**DATA IN THIS EXERCISE:**
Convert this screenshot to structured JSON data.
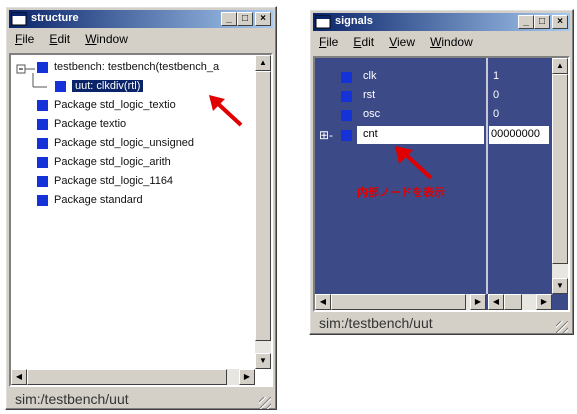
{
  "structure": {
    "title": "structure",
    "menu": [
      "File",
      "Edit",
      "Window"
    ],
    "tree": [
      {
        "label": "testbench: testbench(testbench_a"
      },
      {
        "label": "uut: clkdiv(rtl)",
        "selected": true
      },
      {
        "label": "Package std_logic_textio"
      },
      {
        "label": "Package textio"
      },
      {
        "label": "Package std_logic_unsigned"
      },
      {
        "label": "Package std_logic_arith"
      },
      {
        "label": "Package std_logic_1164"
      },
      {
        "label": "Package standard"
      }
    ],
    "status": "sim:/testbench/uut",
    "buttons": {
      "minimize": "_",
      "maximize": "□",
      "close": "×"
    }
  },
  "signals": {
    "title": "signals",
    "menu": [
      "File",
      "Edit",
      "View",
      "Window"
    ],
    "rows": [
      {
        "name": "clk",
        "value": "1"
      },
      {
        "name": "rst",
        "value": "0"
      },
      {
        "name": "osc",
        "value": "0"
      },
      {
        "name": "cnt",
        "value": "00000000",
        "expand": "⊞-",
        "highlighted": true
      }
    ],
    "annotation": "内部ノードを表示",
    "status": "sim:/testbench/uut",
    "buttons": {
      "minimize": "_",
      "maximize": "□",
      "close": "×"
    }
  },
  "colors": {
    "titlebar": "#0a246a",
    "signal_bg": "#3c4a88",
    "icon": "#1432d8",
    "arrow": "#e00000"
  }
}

* * *

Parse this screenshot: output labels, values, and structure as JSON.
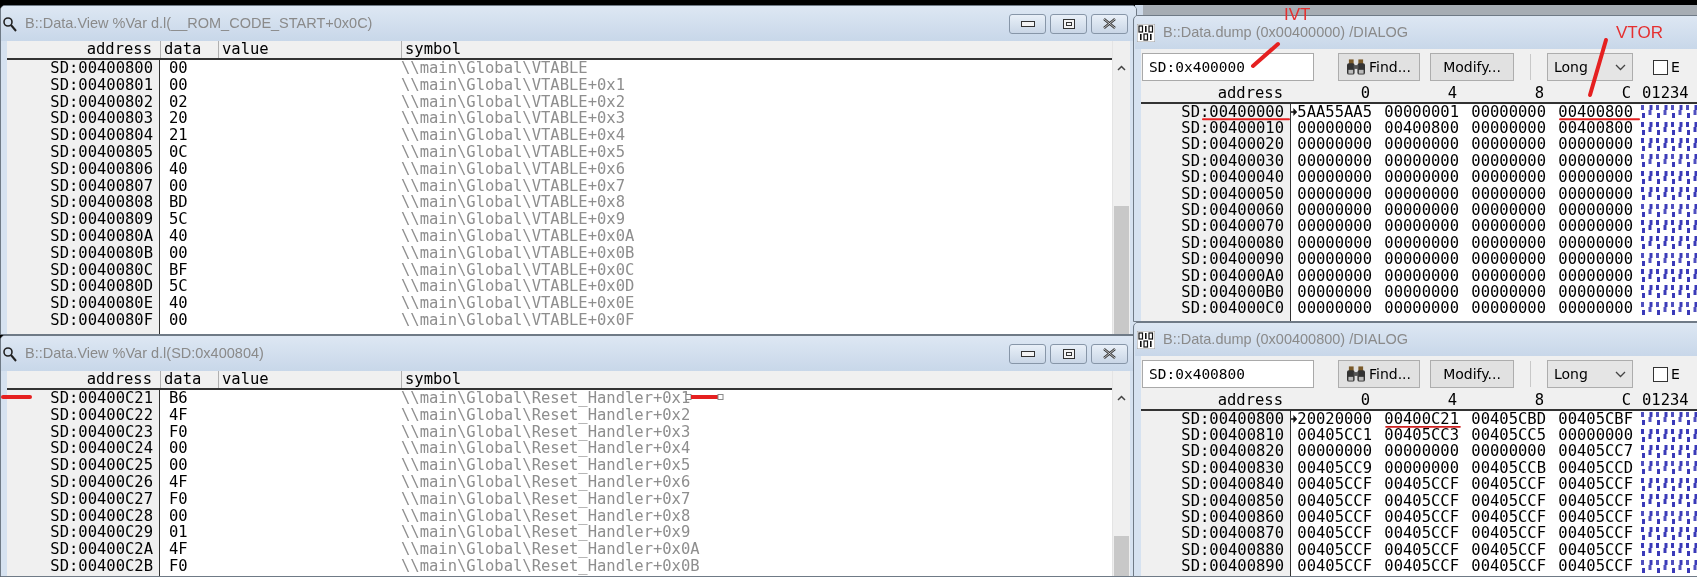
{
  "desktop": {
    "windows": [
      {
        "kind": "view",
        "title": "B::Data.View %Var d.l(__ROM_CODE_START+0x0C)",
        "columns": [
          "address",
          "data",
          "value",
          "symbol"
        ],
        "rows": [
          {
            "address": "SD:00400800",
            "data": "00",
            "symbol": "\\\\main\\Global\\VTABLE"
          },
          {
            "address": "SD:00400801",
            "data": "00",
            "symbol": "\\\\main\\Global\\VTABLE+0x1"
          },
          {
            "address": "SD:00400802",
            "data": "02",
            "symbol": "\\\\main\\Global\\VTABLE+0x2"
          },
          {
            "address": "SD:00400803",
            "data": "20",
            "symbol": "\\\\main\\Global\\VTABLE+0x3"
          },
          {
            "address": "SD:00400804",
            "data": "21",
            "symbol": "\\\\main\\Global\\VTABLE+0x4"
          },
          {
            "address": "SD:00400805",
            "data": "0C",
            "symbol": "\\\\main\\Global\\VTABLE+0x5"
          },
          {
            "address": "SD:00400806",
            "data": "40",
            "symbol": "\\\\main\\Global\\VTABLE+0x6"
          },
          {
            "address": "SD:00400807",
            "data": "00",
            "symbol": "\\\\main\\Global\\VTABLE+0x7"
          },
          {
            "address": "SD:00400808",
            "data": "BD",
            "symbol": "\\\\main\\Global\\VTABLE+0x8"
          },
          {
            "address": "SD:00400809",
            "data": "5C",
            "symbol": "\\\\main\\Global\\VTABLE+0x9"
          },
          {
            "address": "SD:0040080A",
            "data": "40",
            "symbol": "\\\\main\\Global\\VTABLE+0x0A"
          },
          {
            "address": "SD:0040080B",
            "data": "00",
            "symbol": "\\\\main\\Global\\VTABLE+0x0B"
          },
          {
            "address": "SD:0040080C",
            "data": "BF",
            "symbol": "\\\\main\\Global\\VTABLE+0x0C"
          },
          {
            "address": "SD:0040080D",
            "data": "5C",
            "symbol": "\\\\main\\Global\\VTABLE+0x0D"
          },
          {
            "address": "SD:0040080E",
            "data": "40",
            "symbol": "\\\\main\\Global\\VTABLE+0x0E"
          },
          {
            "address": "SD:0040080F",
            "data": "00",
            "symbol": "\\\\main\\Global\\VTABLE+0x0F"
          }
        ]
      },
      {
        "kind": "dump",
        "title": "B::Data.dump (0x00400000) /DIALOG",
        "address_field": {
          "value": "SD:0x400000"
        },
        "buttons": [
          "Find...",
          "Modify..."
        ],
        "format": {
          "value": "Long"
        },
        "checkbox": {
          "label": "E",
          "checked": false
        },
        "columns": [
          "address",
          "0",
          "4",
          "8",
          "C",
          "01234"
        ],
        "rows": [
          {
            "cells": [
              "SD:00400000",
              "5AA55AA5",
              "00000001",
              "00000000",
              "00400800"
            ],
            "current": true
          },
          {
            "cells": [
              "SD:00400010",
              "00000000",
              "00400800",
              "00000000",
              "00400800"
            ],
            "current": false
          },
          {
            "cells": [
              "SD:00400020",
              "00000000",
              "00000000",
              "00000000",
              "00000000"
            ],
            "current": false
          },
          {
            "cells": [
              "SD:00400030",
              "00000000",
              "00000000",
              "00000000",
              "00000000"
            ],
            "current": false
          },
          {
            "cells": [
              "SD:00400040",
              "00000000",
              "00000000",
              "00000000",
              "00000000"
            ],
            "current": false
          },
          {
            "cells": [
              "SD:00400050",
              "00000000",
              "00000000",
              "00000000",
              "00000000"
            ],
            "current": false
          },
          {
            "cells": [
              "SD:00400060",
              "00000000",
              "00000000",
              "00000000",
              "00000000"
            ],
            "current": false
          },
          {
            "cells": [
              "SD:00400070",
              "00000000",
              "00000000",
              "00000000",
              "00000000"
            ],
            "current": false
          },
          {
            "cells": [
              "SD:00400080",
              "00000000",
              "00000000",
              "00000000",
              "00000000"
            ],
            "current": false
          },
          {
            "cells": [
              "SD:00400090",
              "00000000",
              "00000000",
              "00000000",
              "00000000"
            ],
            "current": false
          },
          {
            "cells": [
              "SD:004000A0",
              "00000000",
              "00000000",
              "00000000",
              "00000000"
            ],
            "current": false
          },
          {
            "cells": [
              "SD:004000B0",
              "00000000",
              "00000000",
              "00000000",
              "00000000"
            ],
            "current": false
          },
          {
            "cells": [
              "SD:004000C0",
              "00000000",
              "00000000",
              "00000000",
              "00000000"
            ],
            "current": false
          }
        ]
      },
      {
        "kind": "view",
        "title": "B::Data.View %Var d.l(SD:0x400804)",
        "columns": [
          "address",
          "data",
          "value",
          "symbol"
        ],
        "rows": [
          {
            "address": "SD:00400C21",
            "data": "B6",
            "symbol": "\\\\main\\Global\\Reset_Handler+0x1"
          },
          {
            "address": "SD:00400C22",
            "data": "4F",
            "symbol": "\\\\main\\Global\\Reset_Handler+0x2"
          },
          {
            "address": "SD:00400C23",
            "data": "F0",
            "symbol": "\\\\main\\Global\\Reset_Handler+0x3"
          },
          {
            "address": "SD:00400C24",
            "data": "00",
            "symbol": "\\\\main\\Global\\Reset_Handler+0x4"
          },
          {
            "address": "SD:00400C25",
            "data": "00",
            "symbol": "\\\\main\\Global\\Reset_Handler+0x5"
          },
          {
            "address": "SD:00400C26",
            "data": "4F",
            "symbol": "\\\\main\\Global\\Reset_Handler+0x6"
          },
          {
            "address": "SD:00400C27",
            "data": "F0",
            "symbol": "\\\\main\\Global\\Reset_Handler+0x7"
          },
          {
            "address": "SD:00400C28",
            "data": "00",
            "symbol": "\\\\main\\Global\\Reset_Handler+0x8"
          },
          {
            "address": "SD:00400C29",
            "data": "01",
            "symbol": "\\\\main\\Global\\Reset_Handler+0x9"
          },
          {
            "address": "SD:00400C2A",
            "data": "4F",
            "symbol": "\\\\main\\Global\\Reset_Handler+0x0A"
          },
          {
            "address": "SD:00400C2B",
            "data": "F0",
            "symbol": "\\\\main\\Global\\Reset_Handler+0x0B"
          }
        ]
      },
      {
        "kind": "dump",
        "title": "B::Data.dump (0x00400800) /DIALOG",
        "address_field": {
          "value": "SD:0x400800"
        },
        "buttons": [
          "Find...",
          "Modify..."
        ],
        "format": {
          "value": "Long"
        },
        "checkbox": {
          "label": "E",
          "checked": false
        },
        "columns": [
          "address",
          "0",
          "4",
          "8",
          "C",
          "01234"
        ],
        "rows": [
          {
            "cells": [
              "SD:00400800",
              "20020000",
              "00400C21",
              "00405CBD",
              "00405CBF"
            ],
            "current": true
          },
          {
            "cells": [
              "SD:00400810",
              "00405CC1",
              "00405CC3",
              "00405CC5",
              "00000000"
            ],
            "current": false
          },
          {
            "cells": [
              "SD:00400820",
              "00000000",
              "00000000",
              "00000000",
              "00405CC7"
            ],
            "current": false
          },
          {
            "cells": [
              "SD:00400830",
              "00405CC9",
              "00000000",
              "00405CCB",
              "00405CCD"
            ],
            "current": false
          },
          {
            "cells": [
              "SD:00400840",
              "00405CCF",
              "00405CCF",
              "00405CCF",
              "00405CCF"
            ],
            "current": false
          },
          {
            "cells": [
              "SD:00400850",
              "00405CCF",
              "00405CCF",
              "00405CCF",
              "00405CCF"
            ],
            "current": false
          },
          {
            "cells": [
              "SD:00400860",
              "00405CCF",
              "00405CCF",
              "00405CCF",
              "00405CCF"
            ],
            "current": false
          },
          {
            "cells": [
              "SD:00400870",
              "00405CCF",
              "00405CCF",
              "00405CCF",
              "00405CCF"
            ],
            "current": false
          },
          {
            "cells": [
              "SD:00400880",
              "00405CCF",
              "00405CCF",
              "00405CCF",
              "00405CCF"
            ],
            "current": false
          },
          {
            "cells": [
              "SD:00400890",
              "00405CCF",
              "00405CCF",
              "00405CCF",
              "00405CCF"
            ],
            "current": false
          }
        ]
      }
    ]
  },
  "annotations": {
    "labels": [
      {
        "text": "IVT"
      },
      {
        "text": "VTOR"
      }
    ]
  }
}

...

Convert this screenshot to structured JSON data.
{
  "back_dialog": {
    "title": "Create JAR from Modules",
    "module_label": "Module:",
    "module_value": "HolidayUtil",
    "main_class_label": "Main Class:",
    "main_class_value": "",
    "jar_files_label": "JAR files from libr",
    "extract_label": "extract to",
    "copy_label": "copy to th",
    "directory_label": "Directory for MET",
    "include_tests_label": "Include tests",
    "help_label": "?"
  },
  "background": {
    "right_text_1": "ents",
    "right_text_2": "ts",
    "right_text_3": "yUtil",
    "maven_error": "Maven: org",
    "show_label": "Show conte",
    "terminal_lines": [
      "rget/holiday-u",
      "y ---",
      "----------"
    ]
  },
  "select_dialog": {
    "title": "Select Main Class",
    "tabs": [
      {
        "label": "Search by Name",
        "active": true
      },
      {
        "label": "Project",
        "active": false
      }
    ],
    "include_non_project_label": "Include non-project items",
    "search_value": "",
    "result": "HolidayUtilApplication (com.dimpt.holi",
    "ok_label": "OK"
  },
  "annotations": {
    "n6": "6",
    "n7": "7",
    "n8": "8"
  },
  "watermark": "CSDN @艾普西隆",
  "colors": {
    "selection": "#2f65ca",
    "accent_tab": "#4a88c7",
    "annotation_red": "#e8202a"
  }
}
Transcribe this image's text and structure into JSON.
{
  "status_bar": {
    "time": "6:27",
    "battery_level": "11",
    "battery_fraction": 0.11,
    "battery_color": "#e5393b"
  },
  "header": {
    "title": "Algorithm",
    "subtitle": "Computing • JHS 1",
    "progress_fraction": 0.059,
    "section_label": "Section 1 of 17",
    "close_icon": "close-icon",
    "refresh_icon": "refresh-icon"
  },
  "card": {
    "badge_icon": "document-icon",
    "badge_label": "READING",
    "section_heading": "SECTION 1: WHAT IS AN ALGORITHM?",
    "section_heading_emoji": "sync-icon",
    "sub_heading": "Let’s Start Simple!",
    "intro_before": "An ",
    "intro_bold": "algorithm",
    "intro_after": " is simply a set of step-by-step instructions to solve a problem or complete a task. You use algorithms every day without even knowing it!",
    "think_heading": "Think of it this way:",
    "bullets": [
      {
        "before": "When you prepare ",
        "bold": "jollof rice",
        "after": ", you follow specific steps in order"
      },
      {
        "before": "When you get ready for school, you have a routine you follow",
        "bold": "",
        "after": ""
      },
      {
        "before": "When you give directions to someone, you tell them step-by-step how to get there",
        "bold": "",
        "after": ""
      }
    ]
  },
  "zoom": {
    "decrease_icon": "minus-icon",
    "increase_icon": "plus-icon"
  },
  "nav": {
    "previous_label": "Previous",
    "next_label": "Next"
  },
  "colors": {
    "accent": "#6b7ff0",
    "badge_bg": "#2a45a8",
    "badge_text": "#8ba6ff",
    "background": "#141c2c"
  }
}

**EXERCISE INSTRUCTIONS:** List each line in the listing that contains the string "JSON".

**SOLUTION FOR THIS TASK:**
Convert this screenshot to structured JSON data.
Parse this screenshot: output labels, values, and structure as JSON.
Convert this screenshot to structured JSON data.
Transcribe this image's text and structure into JSON.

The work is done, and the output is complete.